Scan the entries below. List each line with "business".

** BEGIN ENTRIES SHOWN **

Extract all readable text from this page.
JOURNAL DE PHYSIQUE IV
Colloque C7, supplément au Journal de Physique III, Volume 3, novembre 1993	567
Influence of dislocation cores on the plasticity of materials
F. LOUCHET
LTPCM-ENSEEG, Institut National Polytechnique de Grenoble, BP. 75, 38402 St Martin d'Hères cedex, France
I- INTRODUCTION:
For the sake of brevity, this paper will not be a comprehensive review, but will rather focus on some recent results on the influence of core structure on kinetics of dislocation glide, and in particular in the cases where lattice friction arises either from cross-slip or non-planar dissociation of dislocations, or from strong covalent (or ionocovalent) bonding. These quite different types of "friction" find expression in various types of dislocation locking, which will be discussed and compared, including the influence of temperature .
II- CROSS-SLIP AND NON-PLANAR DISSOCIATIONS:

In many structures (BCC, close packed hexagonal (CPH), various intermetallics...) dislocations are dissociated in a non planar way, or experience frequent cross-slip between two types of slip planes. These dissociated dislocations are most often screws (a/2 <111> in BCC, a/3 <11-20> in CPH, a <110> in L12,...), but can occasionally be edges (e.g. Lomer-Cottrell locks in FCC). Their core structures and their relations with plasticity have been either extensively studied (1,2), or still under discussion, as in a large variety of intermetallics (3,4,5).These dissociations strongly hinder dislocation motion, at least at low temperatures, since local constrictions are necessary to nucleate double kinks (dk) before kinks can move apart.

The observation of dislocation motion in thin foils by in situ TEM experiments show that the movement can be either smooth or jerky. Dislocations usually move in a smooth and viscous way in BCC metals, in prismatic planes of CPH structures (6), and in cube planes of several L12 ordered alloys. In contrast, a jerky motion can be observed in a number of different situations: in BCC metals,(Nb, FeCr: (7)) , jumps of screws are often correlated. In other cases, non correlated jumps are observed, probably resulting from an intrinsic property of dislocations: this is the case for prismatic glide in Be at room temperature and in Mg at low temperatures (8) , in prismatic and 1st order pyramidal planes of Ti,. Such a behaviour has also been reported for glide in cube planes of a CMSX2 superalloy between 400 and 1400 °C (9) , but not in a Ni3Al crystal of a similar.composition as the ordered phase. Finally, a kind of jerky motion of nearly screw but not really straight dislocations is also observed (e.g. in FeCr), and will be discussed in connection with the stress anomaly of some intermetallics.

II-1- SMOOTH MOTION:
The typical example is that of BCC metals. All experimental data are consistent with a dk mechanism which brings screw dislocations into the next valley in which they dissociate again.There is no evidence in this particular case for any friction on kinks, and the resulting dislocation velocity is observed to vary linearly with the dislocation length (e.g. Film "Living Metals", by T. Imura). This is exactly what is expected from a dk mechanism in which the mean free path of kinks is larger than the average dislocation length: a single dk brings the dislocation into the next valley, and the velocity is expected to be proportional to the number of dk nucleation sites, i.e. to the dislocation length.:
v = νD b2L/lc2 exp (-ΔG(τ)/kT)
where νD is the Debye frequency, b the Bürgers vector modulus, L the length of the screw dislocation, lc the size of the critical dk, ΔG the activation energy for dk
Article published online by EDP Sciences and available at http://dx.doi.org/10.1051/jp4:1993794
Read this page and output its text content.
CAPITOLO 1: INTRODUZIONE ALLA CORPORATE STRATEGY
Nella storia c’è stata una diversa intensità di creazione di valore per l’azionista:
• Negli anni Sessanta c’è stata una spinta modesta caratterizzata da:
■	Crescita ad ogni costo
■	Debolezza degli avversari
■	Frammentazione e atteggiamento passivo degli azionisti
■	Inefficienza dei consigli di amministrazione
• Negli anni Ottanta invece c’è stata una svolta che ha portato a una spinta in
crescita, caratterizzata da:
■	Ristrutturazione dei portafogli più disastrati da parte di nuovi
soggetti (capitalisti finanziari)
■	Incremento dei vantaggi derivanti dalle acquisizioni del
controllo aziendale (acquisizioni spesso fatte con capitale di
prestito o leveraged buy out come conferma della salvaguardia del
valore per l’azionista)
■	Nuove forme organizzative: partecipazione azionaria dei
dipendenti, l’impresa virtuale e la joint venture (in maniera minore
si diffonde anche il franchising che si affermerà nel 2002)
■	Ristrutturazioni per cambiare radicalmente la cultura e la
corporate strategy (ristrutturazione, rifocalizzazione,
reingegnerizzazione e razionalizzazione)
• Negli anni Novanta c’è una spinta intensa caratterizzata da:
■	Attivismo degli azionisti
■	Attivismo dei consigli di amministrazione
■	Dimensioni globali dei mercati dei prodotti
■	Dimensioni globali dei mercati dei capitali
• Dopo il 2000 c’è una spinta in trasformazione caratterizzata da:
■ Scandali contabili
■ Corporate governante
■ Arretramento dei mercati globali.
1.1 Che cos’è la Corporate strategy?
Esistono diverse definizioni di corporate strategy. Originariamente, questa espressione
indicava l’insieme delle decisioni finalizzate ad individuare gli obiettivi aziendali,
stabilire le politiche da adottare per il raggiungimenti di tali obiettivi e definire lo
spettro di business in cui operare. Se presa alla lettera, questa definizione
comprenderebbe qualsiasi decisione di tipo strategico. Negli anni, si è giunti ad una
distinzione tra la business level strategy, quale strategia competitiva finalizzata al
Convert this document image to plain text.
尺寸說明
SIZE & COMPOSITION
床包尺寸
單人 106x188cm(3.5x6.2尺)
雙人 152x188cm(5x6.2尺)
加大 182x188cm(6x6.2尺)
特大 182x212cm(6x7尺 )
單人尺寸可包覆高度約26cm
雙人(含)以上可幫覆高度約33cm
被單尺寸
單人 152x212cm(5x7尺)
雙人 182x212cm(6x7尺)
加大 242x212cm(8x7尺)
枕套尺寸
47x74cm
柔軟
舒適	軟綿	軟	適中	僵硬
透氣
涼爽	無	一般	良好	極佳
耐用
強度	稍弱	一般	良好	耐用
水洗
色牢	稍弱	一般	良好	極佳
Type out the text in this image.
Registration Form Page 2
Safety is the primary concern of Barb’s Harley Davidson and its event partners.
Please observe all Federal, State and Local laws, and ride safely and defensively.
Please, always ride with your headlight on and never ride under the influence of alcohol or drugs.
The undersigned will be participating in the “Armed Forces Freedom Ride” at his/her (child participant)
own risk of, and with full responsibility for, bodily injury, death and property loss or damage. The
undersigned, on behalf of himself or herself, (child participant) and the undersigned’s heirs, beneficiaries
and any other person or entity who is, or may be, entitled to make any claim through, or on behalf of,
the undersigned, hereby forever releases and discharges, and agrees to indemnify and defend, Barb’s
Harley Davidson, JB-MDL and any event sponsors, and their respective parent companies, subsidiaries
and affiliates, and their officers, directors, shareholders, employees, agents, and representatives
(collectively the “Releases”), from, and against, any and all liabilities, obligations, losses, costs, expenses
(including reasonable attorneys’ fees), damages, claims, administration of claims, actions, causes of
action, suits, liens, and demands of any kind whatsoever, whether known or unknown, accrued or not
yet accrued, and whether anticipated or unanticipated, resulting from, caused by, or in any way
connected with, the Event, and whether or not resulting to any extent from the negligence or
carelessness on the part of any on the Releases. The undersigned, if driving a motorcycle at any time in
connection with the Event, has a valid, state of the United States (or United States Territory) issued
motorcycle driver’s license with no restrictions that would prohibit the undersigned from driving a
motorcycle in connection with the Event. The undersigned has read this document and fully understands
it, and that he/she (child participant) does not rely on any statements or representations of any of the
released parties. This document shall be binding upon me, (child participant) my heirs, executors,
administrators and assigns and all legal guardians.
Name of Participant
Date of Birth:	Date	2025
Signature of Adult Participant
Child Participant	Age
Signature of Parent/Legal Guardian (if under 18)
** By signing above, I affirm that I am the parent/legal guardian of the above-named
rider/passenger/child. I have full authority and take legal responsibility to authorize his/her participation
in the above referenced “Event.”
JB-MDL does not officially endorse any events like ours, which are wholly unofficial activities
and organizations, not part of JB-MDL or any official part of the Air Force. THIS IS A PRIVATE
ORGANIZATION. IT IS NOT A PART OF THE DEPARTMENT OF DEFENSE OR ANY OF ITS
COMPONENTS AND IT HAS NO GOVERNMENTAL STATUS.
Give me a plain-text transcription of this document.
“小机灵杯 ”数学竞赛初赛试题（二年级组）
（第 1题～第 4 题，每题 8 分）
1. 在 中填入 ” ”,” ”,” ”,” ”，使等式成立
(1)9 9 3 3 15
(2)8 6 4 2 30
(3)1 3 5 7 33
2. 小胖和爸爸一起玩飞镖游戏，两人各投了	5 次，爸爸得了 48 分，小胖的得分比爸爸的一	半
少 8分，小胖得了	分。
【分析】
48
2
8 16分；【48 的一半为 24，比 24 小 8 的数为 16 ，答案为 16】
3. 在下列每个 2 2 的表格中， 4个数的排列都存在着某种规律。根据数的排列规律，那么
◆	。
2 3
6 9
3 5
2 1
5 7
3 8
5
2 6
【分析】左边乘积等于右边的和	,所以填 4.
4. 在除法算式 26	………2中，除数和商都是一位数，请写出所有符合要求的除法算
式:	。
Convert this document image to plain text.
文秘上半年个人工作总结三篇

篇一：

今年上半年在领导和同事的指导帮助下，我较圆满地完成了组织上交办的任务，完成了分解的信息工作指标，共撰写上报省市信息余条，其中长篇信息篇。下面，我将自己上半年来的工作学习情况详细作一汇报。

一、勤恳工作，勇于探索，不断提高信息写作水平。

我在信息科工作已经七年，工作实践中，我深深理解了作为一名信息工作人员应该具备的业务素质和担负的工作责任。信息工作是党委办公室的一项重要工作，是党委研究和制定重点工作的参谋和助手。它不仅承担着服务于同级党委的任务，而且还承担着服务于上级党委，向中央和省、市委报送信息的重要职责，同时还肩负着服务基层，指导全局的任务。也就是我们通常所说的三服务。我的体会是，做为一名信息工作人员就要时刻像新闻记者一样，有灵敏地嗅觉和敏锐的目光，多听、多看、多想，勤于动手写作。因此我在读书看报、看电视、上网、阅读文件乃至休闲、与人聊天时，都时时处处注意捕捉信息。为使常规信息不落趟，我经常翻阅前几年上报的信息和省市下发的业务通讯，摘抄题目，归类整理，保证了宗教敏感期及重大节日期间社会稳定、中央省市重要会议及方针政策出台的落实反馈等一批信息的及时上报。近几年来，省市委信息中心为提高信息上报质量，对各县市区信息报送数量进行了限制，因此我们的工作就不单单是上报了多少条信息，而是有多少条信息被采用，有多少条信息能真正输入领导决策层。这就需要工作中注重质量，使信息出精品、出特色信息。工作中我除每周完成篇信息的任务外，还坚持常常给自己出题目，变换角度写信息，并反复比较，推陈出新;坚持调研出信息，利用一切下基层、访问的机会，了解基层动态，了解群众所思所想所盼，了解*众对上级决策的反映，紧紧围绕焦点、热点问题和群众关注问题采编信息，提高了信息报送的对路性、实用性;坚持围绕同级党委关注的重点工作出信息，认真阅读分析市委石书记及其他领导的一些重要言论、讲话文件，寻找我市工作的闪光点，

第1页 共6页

** END ENTRIES SHOWN **

WRITTEN SOLUTION →
spettro di business in cui operare. Se presa alla lettera, questa definizione
distinzione tra la business level strategy, quale strategia competitiva finalizzata al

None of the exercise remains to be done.